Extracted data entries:
## BEGIN
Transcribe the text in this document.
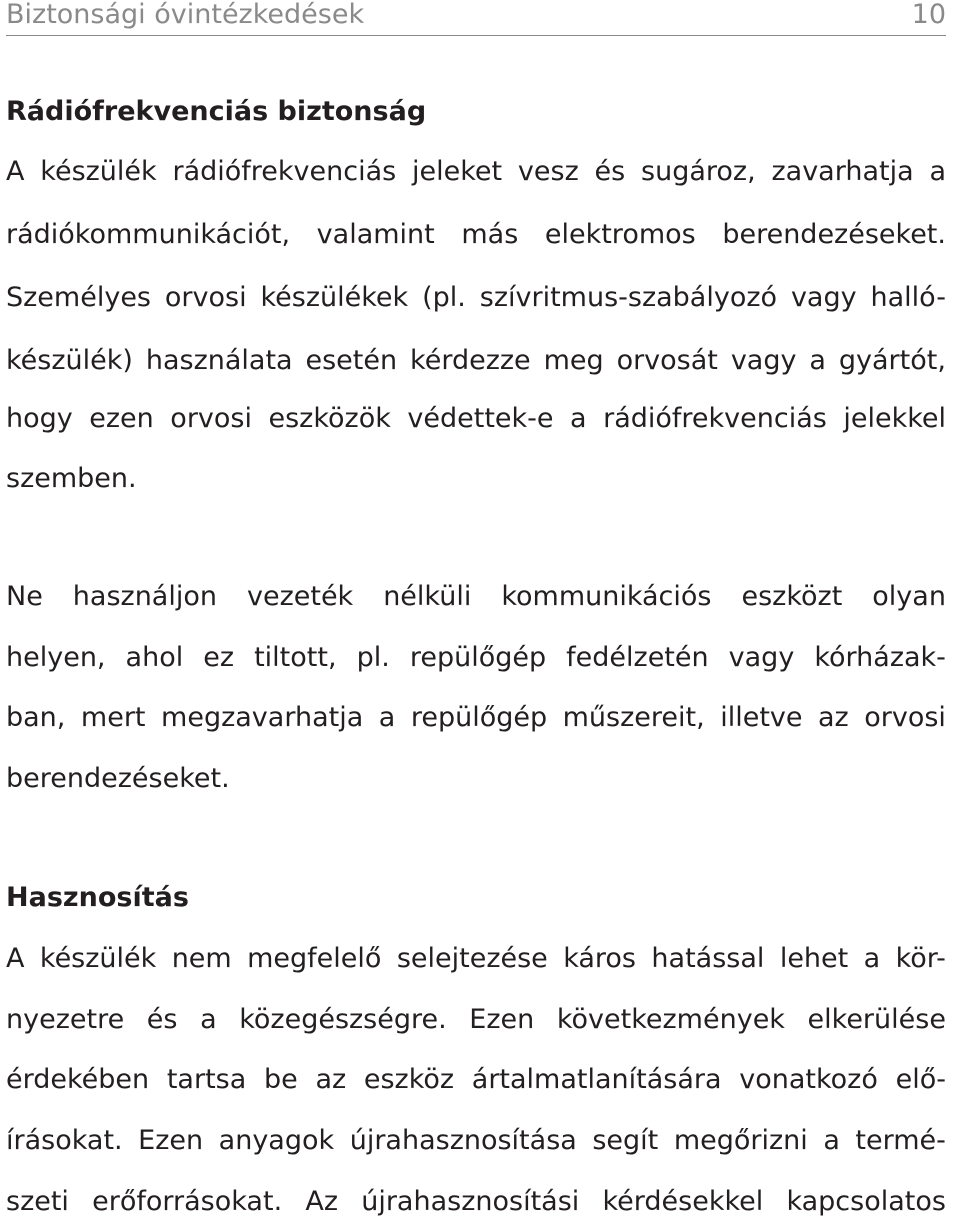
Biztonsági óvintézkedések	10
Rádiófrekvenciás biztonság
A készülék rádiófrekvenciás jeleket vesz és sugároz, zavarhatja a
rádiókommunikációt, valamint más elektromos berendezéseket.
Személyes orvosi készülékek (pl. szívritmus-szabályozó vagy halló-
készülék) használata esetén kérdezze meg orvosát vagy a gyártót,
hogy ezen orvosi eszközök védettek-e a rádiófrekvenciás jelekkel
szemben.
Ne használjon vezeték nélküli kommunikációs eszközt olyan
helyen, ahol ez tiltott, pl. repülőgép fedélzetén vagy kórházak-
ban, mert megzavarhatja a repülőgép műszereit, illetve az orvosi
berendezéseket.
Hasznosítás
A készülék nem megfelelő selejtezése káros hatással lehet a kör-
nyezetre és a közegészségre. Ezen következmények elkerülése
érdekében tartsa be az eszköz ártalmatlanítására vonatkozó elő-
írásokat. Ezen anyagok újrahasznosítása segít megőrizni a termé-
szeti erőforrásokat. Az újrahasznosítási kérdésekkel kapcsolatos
## END
## BEGIN
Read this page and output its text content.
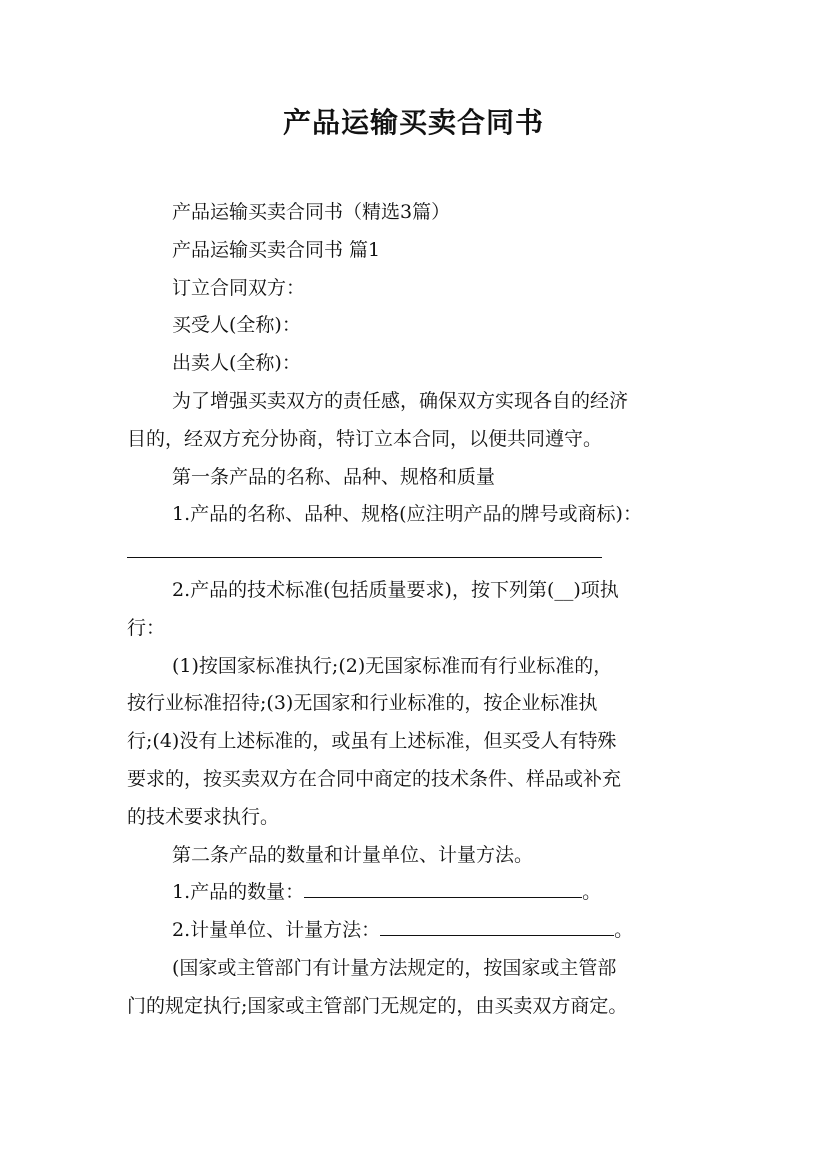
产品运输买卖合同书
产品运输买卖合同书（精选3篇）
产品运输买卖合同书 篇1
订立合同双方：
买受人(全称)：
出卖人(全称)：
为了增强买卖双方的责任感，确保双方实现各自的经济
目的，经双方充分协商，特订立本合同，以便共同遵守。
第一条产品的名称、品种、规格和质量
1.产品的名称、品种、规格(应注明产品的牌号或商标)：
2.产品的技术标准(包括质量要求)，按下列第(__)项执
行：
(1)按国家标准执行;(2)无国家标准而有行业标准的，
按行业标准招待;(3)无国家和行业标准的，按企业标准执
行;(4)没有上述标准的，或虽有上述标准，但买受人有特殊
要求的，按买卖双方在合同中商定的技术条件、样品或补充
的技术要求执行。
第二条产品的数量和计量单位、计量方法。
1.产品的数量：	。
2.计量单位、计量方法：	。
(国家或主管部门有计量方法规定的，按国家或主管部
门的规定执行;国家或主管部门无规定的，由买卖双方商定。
## END
## BEGIN
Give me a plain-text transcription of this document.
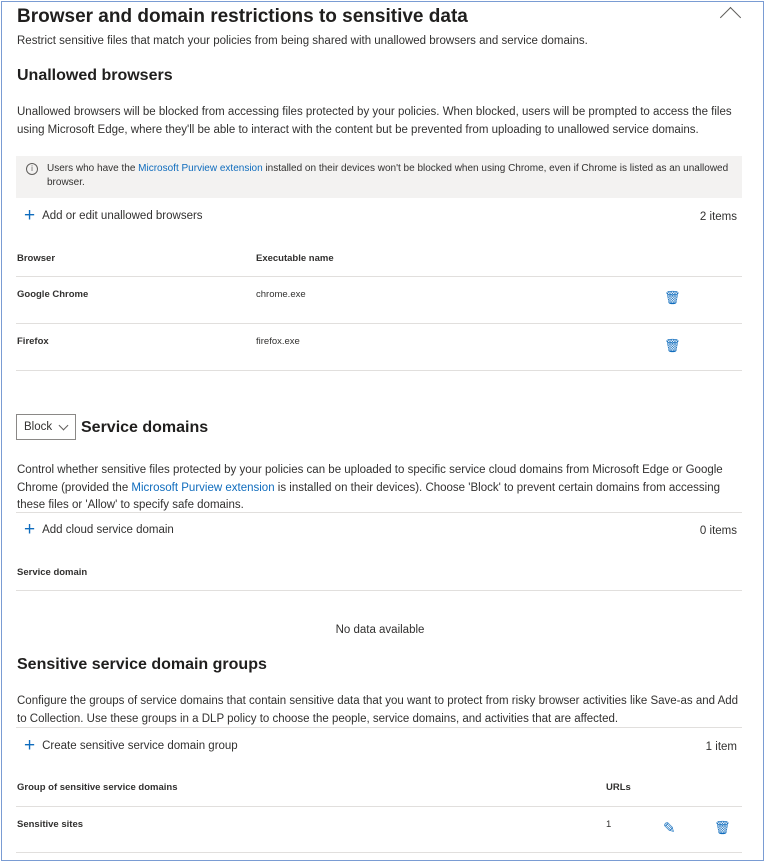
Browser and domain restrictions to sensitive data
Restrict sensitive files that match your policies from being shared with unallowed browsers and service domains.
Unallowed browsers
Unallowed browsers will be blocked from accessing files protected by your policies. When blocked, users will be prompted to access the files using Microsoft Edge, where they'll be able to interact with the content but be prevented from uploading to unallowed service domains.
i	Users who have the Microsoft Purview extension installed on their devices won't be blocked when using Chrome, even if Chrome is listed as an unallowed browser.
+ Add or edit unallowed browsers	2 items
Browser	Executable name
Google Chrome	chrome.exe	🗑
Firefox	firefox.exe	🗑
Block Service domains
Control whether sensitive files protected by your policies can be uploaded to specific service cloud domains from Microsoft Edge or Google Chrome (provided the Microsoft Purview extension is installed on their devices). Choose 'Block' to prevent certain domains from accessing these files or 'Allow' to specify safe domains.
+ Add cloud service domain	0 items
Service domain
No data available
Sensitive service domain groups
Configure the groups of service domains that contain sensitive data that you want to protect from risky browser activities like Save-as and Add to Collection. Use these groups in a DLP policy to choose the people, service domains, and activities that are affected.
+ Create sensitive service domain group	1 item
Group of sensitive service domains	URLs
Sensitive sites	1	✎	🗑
## END
_PROBLEM DESCRIPTION_:
Copy out each line of the listing that holds "blocked".

_FULL RESPONSE_:
Unallowed browsers will be blocked from accessing files protected by your policies. When blocked, users will be prompted to access the files using Microsoft Edge, where they'll be able to interact with the content but be prevented from uploading to unallowed service domains.
i	Users who have the Microsoft Purview extension installed on their devices won't be blocked when using Chrome, even if Chrome is listed as an unallowed browser.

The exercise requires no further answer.